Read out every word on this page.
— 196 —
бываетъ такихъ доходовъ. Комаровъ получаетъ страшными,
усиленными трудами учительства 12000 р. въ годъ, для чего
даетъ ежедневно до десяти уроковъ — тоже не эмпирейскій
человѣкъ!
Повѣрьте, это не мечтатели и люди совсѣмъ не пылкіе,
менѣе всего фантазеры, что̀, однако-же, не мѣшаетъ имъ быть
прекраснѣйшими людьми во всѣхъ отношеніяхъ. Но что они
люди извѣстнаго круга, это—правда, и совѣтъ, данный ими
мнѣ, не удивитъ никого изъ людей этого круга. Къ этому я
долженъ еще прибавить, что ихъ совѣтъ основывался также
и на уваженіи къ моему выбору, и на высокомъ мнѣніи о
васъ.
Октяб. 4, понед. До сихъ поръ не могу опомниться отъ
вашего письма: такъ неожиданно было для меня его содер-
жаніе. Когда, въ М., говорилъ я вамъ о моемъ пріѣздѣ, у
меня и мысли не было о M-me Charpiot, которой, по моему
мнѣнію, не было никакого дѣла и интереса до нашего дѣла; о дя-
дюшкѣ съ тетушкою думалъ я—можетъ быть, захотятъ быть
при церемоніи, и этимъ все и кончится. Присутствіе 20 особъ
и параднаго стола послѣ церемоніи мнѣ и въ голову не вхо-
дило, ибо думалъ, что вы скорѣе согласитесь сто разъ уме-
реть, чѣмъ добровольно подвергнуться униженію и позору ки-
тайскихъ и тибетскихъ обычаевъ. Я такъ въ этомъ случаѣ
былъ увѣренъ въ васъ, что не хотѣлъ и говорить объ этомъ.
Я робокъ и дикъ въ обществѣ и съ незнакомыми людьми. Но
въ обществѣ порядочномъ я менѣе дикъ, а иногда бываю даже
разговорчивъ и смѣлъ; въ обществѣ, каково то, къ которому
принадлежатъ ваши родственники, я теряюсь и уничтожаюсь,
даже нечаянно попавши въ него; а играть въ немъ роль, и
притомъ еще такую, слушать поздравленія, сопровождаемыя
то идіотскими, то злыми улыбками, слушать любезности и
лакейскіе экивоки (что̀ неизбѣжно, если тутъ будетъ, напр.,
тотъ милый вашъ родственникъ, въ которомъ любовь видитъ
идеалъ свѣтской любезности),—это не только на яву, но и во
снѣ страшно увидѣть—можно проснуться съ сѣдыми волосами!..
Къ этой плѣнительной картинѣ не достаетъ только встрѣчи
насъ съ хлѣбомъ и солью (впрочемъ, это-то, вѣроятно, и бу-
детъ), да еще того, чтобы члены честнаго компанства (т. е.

• • • •

**INSTRUCTIONS TO FOLLOW:** Without leaving anything out, quote all the data.

**SOLUTION FOR THIS EXERCISE:**
Read out every word on this page.
— 196 —
бываетъ такихъ доходовъ. Комаровъ получаетъ страшными,
усиленными трудами учительства 12000 р. въ годъ, для чего
даетъ ежедневно до десяти уроковъ — тоже не эмпирейскій
человѣкъ!
Повѣрьте, это не мечтатели и люди совсѣмъ не пылкіе,
менѣе всего фантазеры, что̀, однако-же, не мѣшаетъ имъ быть
прекраснѣйшими людьми во всѣхъ отношеніяхъ. Но что они
люди извѣстнаго круга, это—правда, и совѣтъ, данный ими
мнѣ, не удивитъ никого изъ людей этого круга. Къ этому я
долженъ еще прибавить, что ихъ совѣтъ основывался также
и на уваженіи къ моему выбору, и на высокомъ мнѣніи о
васъ.
Октяб. 4, понед. До сихъ поръ не могу опомниться отъ
вашего письма: такъ неожиданно было для меня его содер-
жаніе. Когда, въ М., говорилъ я вамъ о моемъ пріѣздѣ, у
меня и мысли не было о M-me Charpiot, которой, по моему
мнѣнію, не было никакого дѣла и интереса до нашего дѣла; о дя-
дюшкѣ съ тетушкою думалъ я—можетъ быть, захотятъ быть
при церемоніи, и этимъ все и кончится. Присутствіе 20 особъ
и параднаго стола послѣ церемоніи мнѣ и въ голову не вхо-
дило, ибо думалъ, что вы скорѣе согласитесь сто разъ уме-
реть, чѣмъ добровольно подвергнуться униженію и позору ки-
тайскихъ и тибетскихъ обычаевъ. Я такъ въ этомъ случаѣ
былъ увѣренъ въ васъ, что не хотѣлъ и говорить объ этомъ.
Я робокъ и дикъ въ обществѣ и съ незнакомыми людьми. Но
въ обществѣ порядочномъ я менѣе дикъ, а иногда бываю даже
разговорчивъ и смѣлъ; въ обществѣ, каково то, къ которому
принадлежатъ ваши родственники, я теряюсь и уничтожаюсь,
даже нечаянно попавши въ него; а играть въ немъ роль, и
притомъ еще такую, слушать поздравленія, сопровождаемыя
то идіотскими, то злыми улыбками, слушать любезности и
лакейскіе экивоки (что̀ неизбѣжно, если тутъ будетъ, напр.,
тотъ милый вашъ родственникъ, въ которомъ любовь видитъ
идеалъ свѣтской любезности),—это не только на яву, но и во
снѣ страшно увидѣть—можно проснуться съ сѣдыми волосами!..
Къ этой плѣнительной картинѣ не достаетъ только встрѣчи
насъ съ хлѣбомъ и солью (впрочемъ, это-то, вѣроятно, и бу-
детъ), да еще того, чтобы члены честнаго компанства (т. е.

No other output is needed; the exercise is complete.